-- The data start --
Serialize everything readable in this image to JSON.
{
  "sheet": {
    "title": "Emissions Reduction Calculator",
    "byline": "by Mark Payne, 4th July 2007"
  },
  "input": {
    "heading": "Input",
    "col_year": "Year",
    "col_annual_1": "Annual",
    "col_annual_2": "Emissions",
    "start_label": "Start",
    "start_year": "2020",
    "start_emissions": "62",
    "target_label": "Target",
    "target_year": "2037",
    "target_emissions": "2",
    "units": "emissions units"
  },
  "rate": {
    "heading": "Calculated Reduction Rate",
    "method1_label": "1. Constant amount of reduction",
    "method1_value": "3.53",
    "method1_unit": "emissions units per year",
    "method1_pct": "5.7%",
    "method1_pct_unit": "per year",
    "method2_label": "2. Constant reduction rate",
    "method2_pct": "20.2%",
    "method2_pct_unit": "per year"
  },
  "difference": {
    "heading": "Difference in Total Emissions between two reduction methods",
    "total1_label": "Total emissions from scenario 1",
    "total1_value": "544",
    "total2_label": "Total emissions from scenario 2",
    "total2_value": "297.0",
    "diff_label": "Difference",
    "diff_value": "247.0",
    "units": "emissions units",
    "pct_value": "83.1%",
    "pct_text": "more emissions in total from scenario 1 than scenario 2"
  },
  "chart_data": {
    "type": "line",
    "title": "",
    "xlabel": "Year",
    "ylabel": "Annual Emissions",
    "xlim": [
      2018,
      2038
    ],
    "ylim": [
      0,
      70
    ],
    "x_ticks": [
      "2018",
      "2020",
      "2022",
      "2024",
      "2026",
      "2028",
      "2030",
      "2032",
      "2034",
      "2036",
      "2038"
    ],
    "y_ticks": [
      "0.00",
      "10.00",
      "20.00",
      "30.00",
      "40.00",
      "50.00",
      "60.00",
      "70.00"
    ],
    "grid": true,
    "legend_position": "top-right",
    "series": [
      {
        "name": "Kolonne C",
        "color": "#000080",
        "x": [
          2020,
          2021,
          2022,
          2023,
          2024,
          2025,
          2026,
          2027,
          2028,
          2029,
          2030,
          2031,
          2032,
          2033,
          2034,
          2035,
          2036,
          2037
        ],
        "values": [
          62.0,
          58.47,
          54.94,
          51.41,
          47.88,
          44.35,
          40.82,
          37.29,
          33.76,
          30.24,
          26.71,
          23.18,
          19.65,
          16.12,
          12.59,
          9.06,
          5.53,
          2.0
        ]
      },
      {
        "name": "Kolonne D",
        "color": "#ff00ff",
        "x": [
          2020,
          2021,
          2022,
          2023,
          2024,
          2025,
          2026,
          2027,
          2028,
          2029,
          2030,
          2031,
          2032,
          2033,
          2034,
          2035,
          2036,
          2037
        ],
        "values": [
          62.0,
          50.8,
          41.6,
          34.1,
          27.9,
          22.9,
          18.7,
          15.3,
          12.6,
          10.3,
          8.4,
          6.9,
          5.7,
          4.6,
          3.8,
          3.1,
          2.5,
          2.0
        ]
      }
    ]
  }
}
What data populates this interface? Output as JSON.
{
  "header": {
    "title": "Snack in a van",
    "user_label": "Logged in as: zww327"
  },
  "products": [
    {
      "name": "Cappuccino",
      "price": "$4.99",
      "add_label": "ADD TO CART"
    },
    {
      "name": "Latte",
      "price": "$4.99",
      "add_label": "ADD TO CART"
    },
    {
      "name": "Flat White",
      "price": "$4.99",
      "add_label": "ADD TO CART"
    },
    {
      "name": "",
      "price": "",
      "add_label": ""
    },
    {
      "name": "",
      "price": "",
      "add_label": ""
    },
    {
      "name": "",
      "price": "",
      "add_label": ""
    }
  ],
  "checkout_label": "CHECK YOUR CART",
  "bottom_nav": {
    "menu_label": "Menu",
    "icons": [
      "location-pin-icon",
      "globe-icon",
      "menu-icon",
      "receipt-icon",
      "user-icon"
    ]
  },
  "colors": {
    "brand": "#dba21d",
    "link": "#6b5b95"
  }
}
-- The data end --
All entries shown above should be printed again exactly.

• Finished answer:
Serialize everything readable in this image to JSON.
{
  "sheet": {
    "title": "Emissions Reduction Calculator",
    "byline": "by Mark Payne, 4th July 2007"
  },
  "input": {
    "heading": "Input",
    "col_year": "Year",
    "col_annual_1": "Annual",
    "col_annual_2": "Emissions",
    "start_label": "Start",
    "start_year": "2020",
    "start_emissions": "62",
    "target_label": "Target",
    "target_year": "2037",
    "target_emissions": "2",
    "units": "emissions units"
  },
  "rate": {
    "heading": "Calculated Reduction Rate",
    "method1_label": "1. Constant amount of reduction",
    "method1_value": "3.53",
    "method1_unit": "emissions units per year",
    "method1_pct": "5.7%",
    "method1_pct_unit": "per year",
    "method2_label": "2. Constant reduction rate",
    "method2_pct": "20.2%",
    "method2_pct_unit": "per year"
  },
  "difference": {
    "heading": "Difference in Total Emissions between two reduction methods",
    "total1_label": "Total emissions from scenario 1",
    "total1_value": "544",
    "total2_label": "Total emissions from scenario 2",
    "total2_value": "297.0",
    "diff_label": "Difference",
    "diff_value": "247.0",
    "units": "emissions units",
    "pct_value": "83.1%",
    "pct_text": "more emissions in total from scenario 1 than scenario 2"
  },
  "chart_data": {
    "type": "line",
    "title": "",
    "xlabel": "Year",
    "ylabel": "Annual Emissions",
    "xlim": [
      2018,
      2038
    ],
    "ylim": [
      0,
      70
    ],
    "x_ticks": [
      "2018",
      "2020",
      "2022",
      "2024",
      "2026",
      "2028",
      "2030",
      "2032",
      "2034",
      "2036",
      "2038"
    ],
    "y_ticks": [
      "0.00",
      "10.00",
      "20.00",
      "30.00",
      "40.00",
      "50.00",
      "60.00",
      "70.00"
    ],
    "grid": true,
    "legend_position": "top-right",
    "series": [
      {
        "name": "Kolonne C",
        "color": "#000080",
        "x": [
          2020,
          2021,
          2022,
          2023,
          2024,
          2025,
          2026,
          2027,
          2028,
          2029,
          2030,
          2031,
          2032,
          2033,
          2034,
          2035,
          2036,
          2037
        ],
        "values": [
          62.0,
          58.47,
          54.94,
          51.41,
          47.88,
          44.35,
          40.82,
          37.29,
          33.76,
          30.24,
          26.71,
          23.18,
          19.65,
          16.12,
          12.59,
          9.06,
          5.53,
          2.0
        ]
      },
      {
        "name": "Kolonne D",
        "color": "#ff00ff",
        "x": [
          2020,
          2021,
          2022,
          2023,
          2024,
          2025,
          2026,
          2027,
          2028,
          2029,
          2030,
          2031,
          2032,
          2033,
          2034,
          2035,
          2036,
          2037
        ],
        "values": [
          62.0,
          50.8,
          41.6,
          34.1,
          27.9,
          22.9,
          18.7,
          15.3,
          12.6,
          10.3,
          8.4,
          6.9,
          5.7,
          4.6,
          3.8,
          3.1,
          2.5,
          2.0
        ]
      }
    ]
  }
}
What data populates this interface? Output as JSON.
{
  "header": {
    "title": "Snack in a van",
    "user_label": "Logged in as: zww327"
  },
  "products": [
    {
      "name": "Cappuccino",
      "price": "$4.99",
      "add_label": "ADD TO CART"
    },
    {
      "name": "Latte",
      "price": "$4.99",
      "add_label": "ADD TO CART"
    },
    {
      "name": "Flat White",
      "price": "$4.99",
      "add_label": "ADD TO CART"
    },
    {
      "name": "",
      "price": "",
      "add_label": ""
    },
    {
      "name": "",
      "price": "",
      "add_label": ""
    },
    {
      "name": "",
      "price": "",
      "add_label": ""
    }
  ],
  "checkout_label": "CHECK YOUR CART",
  "bottom_nav": {
    "menu_label": "Menu",
    "icons": [
      "location-pin-icon",
      "globe-icon",
      "menu-icon",
      "receipt-icon",
      "user-icon"
    ]
  },
  "colors": {
    "brand": "#dba21d",
    "link": "#6b5b95"
  }
}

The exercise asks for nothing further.